▸ **DIRECTIVE**
Skip every picture and transcribe the remaining material exactly.

Dataset items:
______________________________

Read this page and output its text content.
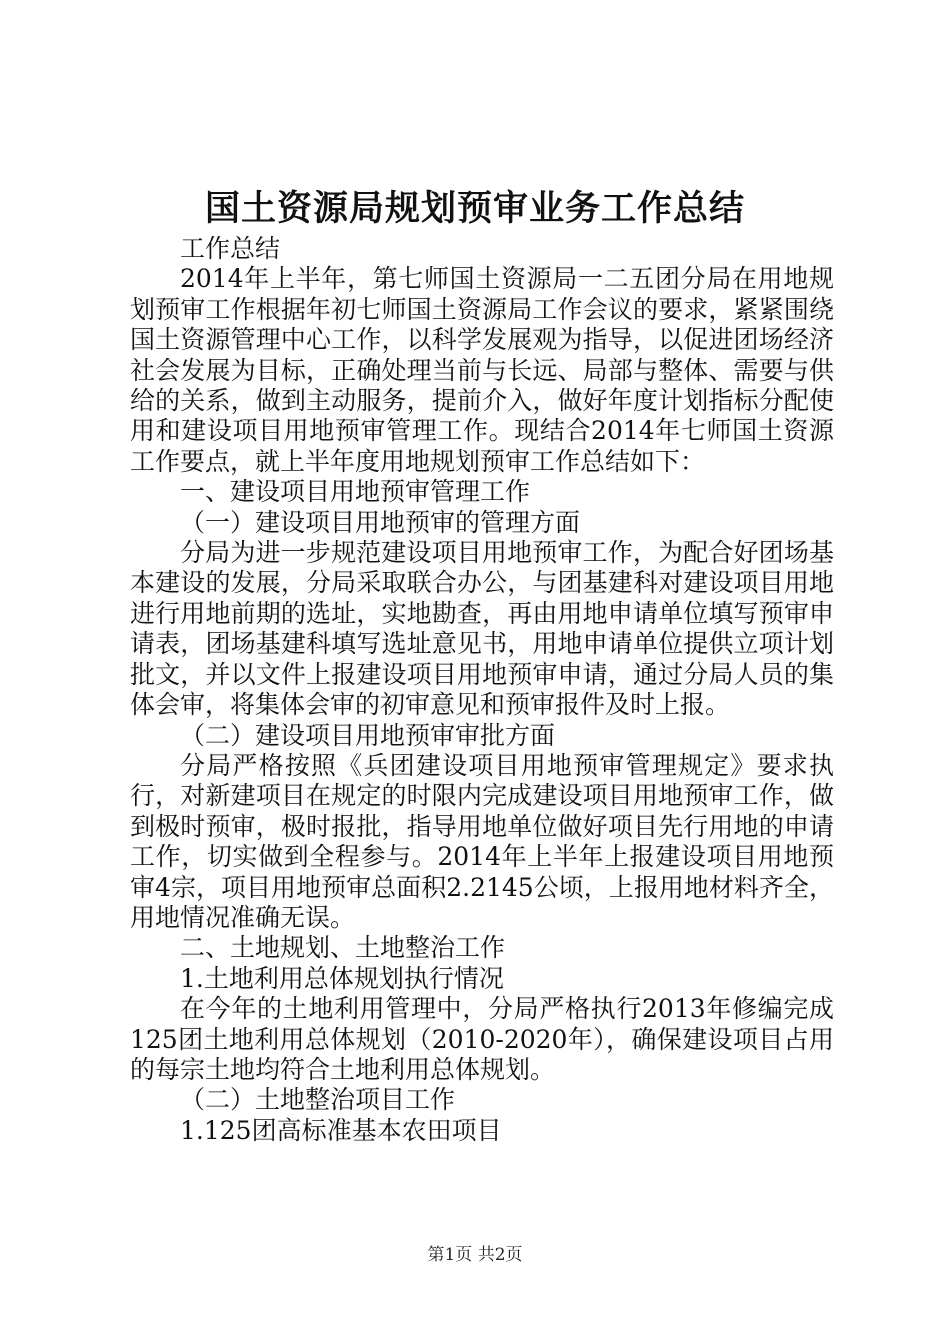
国土资源局规划预审业务工作总结

工作总结

2014年上半年，第七师国土资源局一二五团分局在用地规划预审工作根据年初七师国土资源局工作会议的要求，紧紧围绕国土资源管理中心工作，以科学发展观为指导，以促进团场经济社会发展为目标，正确处理当前与长远、局部与整体、需要与供给的关系，做到主动服务，提前介入，做好年度计划指标分配使用和建设项目用地预审管理工作。现结合2014年七师国土资源工作要点，就上半年度用地规划预审工作总结如下：

一、建设项目用地预审管理工作

（一）建设项目用地预审的管理方面

分局为进一步规范建设项目用地预审工作，为配合好团场基本建设的发展，分局采取联合办公，与团基建科对建设项目用地进行用地前期的选址，实地勘查，再由用地申请单位填写预审申请表，团场基建科填写选址意见书，用地申请单位提供立项计划批文，并以文件上报建设项目用地预审申请，通过分局人员的集体会审，将集体会审的初审意见和预审报件及时上报。

（二）建设项目用地预审审批方面

分局严格按照《兵团建设项目用地预审管理规定》要求执行，对新建项目在规定的时限内完成建设项目用地预审工作，做到极时预审，极时报批，指导用地单位做好项目先行用地的申请工作，切实做到全程参与。2014年上半年上报建设项目用地预审4宗，项目用地预审总面积2.2145公顷，上报用地材料齐全，用地情况准确无误。

二、土地规划、土地整治工作

1.土地利用总体规划执行情况

在今年的土地利用管理中，分局严格执行2013年修编完成125团土地利用总体规划（2010-2020年），确保建设项目占用的每宗土地均符合土地利用总体规划。

（二）土地整治项目工作

1.125团高标准基本农田项目

第1页 共2页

______________________________

▸ **COMPLETED EXERCISE**
Read this page and output its text content.
国土资源局规划预审业务工作总结

工作总结

2014年上半年，第七师国土资源局一二五团分局在用地规划预审工作根据年初七师国土资源局工作会议的要求，紧紧围绕国土资源管理中心工作，以科学发展观为指导，以促进团场经济社会发展为目标，正确处理当前与长远、局部与整体、需要与供给的关系，做到主动服务，提前介入，做好年度计划指标分配使用和建设项目用地预审管理工作。现结合2014年七师国土资源工作要点，就上半年度用地规划预审工作总结如下：

一、建设项目用地预审管理工作

（一）建设项目用地预审的管理方面

分局为进一步规范建设项目用地预审工作，为配合好团场基本建设的发展，分局采取联合办公，与团基建科对建设项目用地进行用地前期的选址，实地勘查，再由用地申请单位填写预审申请表，团场基建科填写选址意见书，用地申请单位提供立项计划批文，并以文件上报建设项目用地预审申请，通过分局人员的集体会审，将集体会审的初审意见和预审报件及时上报。

（二）建设项目用地预审审批方面

分局严格按照《兵团建设项目用地预审管理规定》要求执行，对新建项目在规定的时限内完成建设项目用地预审工作，做到极时预审，极时报批，指导用地单位做好项目先行用地的申请工作，切实做到全程参与。2014年上半年上报建设项目用地预审4宗，项目用地预审总面积2.2145公顷，上报用地材料齐全，用地情况准确无误。

二、土地规划、土地整治工作

1.土地利用总体规划执行情况

在今年的土地利用管理中，分局严格执行2013年修编完成125团土地利用总体规划（2010-2020年），确保建设项目占用的每宗土地均符合土地利用总体规划。

（二）土地整治项目工作

1.125团高标准基本农田项目

第1页 共2页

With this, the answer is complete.